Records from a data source
╭──

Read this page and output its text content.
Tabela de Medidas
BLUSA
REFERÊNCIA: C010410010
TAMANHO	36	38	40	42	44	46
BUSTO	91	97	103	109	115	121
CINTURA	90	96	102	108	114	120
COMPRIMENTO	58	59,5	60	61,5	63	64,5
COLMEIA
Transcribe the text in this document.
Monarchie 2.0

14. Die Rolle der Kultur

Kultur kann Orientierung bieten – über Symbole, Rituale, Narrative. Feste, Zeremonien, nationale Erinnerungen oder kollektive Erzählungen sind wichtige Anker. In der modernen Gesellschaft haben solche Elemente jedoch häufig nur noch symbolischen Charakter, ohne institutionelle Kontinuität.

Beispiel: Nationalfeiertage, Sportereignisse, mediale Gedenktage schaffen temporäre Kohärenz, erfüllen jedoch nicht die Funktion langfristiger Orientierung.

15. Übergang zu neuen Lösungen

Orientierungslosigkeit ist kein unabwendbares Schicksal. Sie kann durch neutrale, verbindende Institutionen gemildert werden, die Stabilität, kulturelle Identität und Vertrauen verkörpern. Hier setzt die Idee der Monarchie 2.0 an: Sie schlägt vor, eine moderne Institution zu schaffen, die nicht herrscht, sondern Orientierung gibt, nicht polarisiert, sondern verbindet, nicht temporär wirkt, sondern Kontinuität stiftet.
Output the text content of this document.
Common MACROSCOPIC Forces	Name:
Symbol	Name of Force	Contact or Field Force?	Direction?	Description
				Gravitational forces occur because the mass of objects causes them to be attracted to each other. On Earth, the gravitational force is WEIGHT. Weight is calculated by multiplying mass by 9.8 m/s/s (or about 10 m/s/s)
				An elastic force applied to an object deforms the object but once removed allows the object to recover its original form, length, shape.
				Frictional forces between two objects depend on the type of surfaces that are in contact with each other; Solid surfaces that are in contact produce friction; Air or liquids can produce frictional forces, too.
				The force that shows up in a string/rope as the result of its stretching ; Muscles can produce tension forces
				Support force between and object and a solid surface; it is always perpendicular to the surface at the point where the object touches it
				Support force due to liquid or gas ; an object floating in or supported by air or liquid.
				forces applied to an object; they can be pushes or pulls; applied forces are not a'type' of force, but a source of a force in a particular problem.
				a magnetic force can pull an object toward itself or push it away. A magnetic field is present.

╰──

Only the lines from the one that contains "Output the text content of this document." through the last line should be repeated, each exactly as it stands, with both ends included.

Output the text content of this document.
Common MACROSCOPIC Forces	Name:
Symbol	Name of Force	Contact or Field Force?	Direction?	Description
				Gravitational forces occur because the mass of objects causes them to be attracted to each other. On Earth, the gravitational force is WEIGHT. Weight is calculated by multiplying mass by 9.8 m/s/s (or about 10 m/s/s)
				An elastic force applied to an object deforms the object but once removed allows the object to recover its original form, length, shape.
				Frictional forces between two objects depend on the type of surfaces that are in contact with each other; Solid surfaces that are in contact produce friction; Air or liquids can produce frictional forces, too.
				The force that shows up in a string/rope as the result of its stretching ; Muscles can produce tension forces
				Support force between and object and a solid surface; it is always perpendicular to the surface at the point where the object touches it
				Support force due to liquid or gas ; an object floating in or supported by air or liquid.
				forces applied to an object; they can be pushes or pulls; applied forces are not a'type' of force, but a source of a force in a particular problem.
				a magnetic force can pull an object toward itself or push it away. A magnetic field is present.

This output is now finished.